**JOB:** Output the records exactly. Include every line.

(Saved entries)

========================================

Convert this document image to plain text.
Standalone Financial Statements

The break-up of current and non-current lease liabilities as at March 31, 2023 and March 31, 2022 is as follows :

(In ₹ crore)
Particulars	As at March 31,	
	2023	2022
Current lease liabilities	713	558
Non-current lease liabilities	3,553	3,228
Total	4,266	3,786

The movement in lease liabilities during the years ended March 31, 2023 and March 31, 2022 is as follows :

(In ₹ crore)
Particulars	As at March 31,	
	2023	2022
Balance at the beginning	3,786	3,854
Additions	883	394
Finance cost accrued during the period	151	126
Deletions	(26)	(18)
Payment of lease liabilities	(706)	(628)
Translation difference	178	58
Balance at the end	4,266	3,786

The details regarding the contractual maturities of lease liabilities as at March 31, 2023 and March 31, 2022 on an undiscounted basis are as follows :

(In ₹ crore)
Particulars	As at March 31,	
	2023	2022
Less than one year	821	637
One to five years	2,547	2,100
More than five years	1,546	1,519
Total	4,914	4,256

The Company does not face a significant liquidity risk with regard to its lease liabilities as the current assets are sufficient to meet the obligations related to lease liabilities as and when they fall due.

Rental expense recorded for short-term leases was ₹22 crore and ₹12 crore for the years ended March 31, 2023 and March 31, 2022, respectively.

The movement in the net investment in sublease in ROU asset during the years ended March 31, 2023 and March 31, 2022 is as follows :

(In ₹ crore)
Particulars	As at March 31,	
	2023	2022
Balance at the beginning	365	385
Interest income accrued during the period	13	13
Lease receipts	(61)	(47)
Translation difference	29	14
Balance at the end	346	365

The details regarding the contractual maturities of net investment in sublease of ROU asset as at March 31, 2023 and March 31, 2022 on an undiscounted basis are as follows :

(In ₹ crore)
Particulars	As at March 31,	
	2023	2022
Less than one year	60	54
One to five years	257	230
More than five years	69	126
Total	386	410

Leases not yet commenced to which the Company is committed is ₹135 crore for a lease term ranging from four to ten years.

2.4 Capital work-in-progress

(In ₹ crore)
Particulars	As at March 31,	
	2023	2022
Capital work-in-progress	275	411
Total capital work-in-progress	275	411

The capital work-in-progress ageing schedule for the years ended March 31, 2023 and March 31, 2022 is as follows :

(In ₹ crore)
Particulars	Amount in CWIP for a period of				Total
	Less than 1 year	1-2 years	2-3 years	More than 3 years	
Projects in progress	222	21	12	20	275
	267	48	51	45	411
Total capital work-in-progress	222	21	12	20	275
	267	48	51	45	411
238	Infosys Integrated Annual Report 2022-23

========================================

**SOLUTION TO THE EXERCISE:**
Convert this document image to plain text.
Standalone Financial Statements

The break-up of current and non-current lease liabilities as at March 31, 2023 and March 31, 2022 is as follows :

(In ₹ crore)
Particulars	As at March 31,	
	2023	2022
Current lease liabilities	713	558
Non-current lease liabilities	3,553	3,228
Total	4,266	3,786

The movement in lease liabilities during the years ended March 31, 2023 and March 31, 2022 is as follows :

(In ₹ crore)
Particulars	As at March 31,	
	2023	2022
Balance at the beginning	3,786	3,854
Additions	883	394
Finance cost accrued during the period	151	126
Deletions	(26)	(18)
Payment of lease liabilities	(706)	(628)
Translation difference	178	58
Balance at the end	4,266	3,786

The details regarding the contractual maturities of lease liabilities as at March 31, 2023 and March 31, 2022 on an undiscounted basis are as follows :

(In ₹ crore)
Particulars	As at March 31,	
	2023	2022
Less than one year	821	637
One to five years	2,547	2,100
More than five years	1,546	1,519
Total	4,914	4,256

The Company does not face a significant liquidity risk with regard to its lease liabilities as the current assets are sufficient to meet the obligations related to lease liabilities as and when they fall due.

Rental expense recorded for short-term leases was ₹22 crore and ₹12 crore for the years ended March 31, 2023 and March 31, 2022, respectively.

The movement in the net investment in sublease in ROU asset during the years ended March 31, 2023 and March 31, 2022 is as follows :

(In ₹ crore)
Particulars	As at March 31,	
	2023	2022
Balance at the beginning	365	385
Interest income accrued during the period	13	13
Lease receipts	(61)	(47)
Translation difference	29	14
Balance at the end	346	365

The details regarding the contractual maturities of net investment in sublease of ROU asset as at March 31, 2023 and March 31, 2022 on an undiscounted basis are as follows :

(In ₹ crore)
Particulars	As at March 31,	
	2023	2022
Less than one year	60	54
One to five years	257	230
More than five years	69	126
Total	386	410

Leases not yet commenced to which the Company is committed is ₹135 crore for a lease term ranging from four to ten years.

2.4 Capital work-in-progress

(In ₹ crore)
Particulars	As at March 31,	
	2023	2022
Capital work-in-progress	275	411
Total capital work-in-progress	275	411

The capital work-in-progress ageing schedule for the years ended March 31, 2023 and March 31, 2022 is as follows :

(In ₹ crore)
Particulars	Amount in CWIP for a period of				Total
	Less than 1 year	1-2 years	2-3 years	More than 3 years	
Projects in progress	222	21	12	20	275
	267	48	51	45	411
Total capital work-in-progress	222	21	12	20	275
	267	48	51	45	411
238	Infosys Integrated Annual Report 2022-23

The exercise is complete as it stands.